§ DIRECTIONS: Transcribe the entries below exactly; leave every image out.

§ DATASET RECORDS:
=-=-=

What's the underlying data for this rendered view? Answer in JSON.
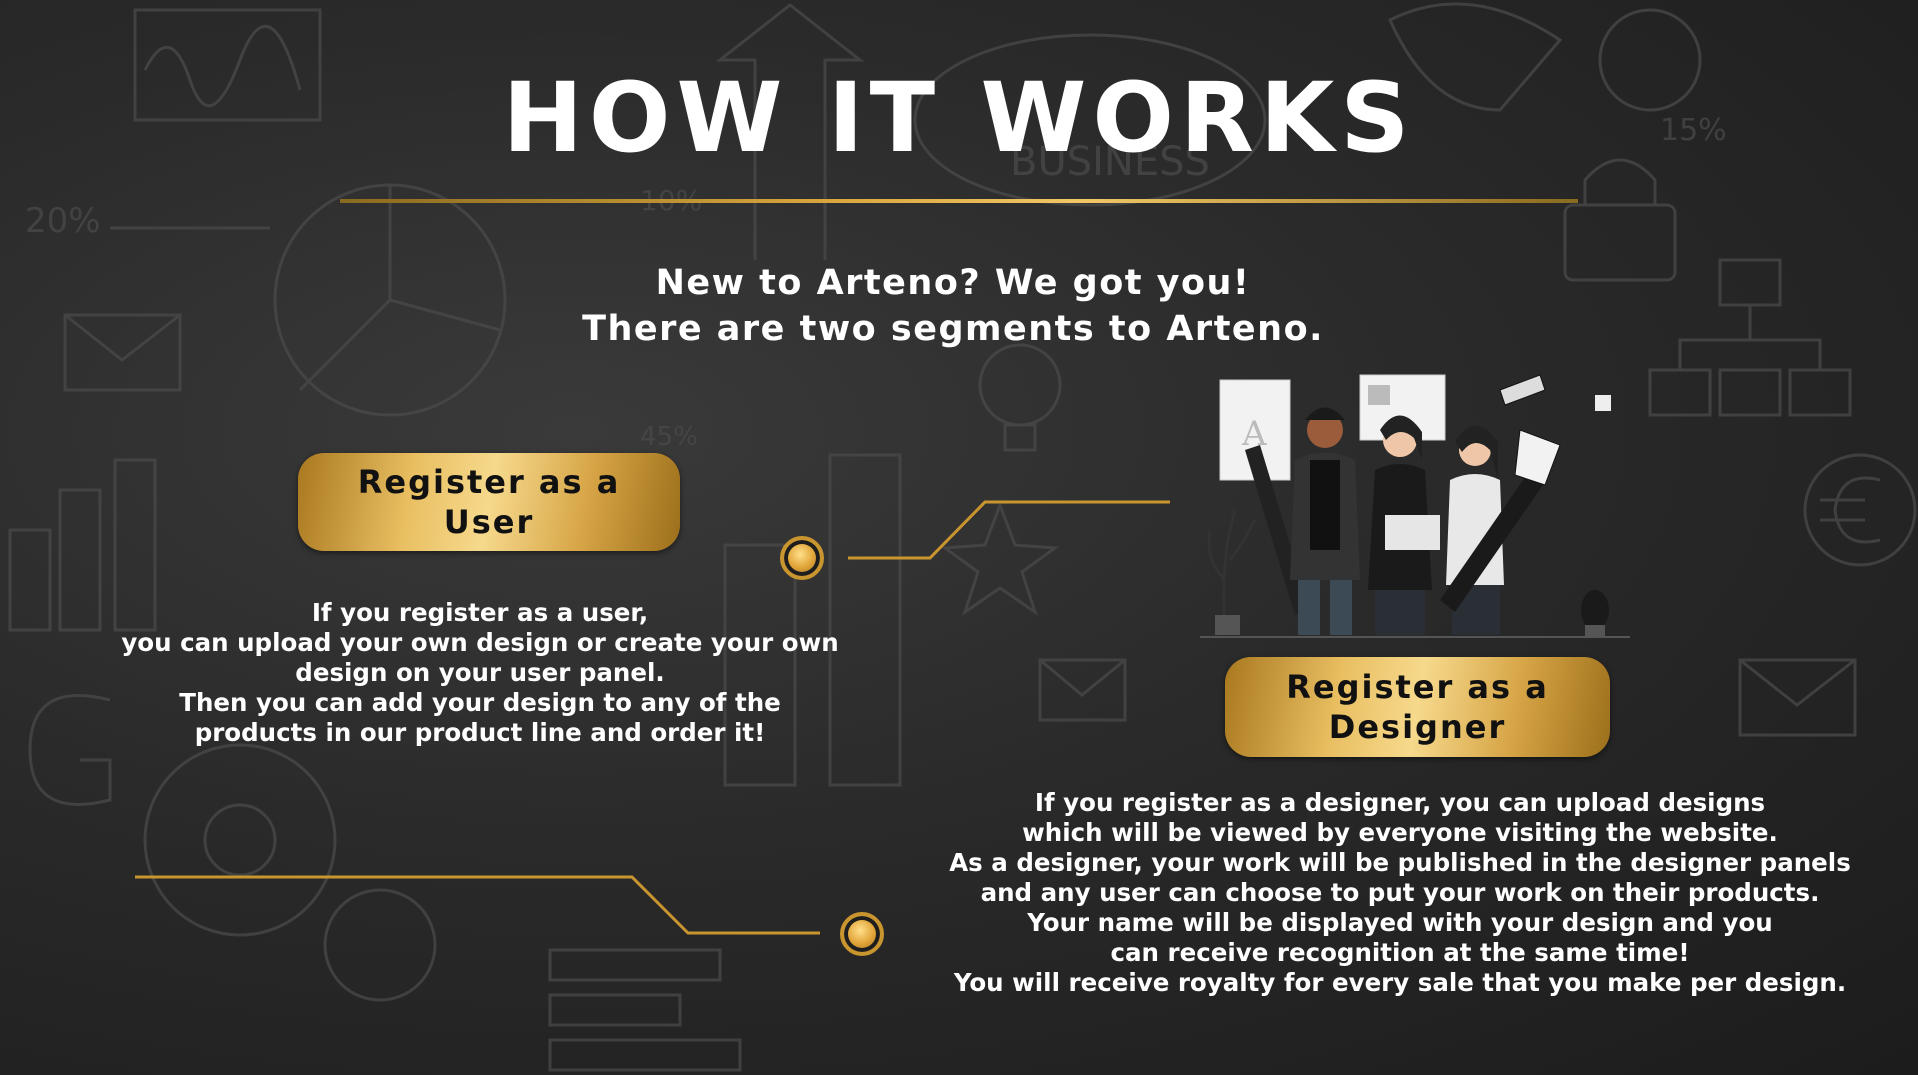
{
  "page": {
    "title": "HOW IT WORKS",
    "intro": {
      "line1": "New to Arteno? We got you!",
      "line2": "There are two segments to Arteno."
    }
  },
  "user_segment": {
    "button_line1": "Register as a",
    "button_line2": "User",
    "description": [
      "If you register as a user,",
      "you can upload your own design or create your own",
      "design on your user panel.",
      "Then you can add your design to any of the",
      "products in our product line and order it!"
    ]
  },
  "designer_segment": {
    "button_line1": "Register as a",
    "button_line2": "Designer",
    "description": [
      "If you register as a designer, you can upload designs",
      "which will be viewed by everyone visiting the website.",
      "As a designer, your work will be published in the designer panels",
      "and any user can choose to put your work on their products.",
      "Your name will be displayed with your design and you",
      "can receive recognition at the same time!",
      "You will receive royalty for every sale that you make per design."
    ]
  },
  "background_doodles": {
    "percent_1": "20%",
    "percent_2": "10%",
    "percent_3": "45%",
    "percent_4": "15%",
    "ellipse_word": "BUSINESS"
  },
  "illustration": {
    "card_letter": "A"
  },
  "colors": {
    "gold": "#d9a73d",
    "gold_light": "#f6d98c",
    "background": "#2a2a2a",
    "text": "#ffffff"
  },
  "icons": [
    "envelope-icon",
    "lightbulb-icon",
    "padlock-icon",
    "rocket-icon",
    "gear-icon",
    "euro-icon",
    "thumbs-up-icon",
    "color-palette-icon",
    "pie-chart-icon",
    "bar-chart-icon"
  ]
}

=-=-=

§ FINAL ANSWER:
What's the underlying data for this rendered view? Answer in JSON.
{
  "page": {
    "title": "HOW IT WORKS",
    "intro": {
      "line1": "New to Arteno? We got you!",
      "line2": "There are two segments to Arteno."
    }
  },
  "user_segment": {
    "button_line1": "Register as a",
    "button_line2": "User",
    "description": [
      "If you register as a user,",
      "you can upload your own design or create your own",
      "design on your user panel.",
      "Then you can add your design to any of the",
      "products in our product line and order it!"
    ]
  },
  "designer_segment": {
    "button_line1": "Register as a",
    "button_line2": "Designer",
    "description": [
      "If you register as a designer, you can upload designs",
      "which will be viewed by everyone visiting the website.",
      "As a designer, your work will be published in the designer panels",
      "and any user can choose to put your work on their products.",
      "Your name will be displayed with your design and you",
      "can receive recognition at the same time!",
      "You will receive royalty for every sale that you make per design."
    ]
  },
  "background_doodles": {
    "percent_1": "20%",
    "percent_2": "10%",
    "percent_3": "45%",
    "percent_4": "15%",
    "ellipse_word": "BUSINESS"
  },
  "illustration": {
    "card_letter": "A"
  },
  "colors": {
    "gold": "#d9a73d",
    "gold_light": "#f6d98c",
    "background": "#2a2a2a",
    "text": "#ffffff"
  },
  "icons": [
    "envelope-icon",
    "lightbulb-icon",
    "padlock-icon",
    "rocket-icon",
    "gear-icon",
    "euro-icon",
    "thumbs-up-icon",
    "color-palette-icon",
    "pie-chart-icon",
    "bar-chart-icon"
  ]
}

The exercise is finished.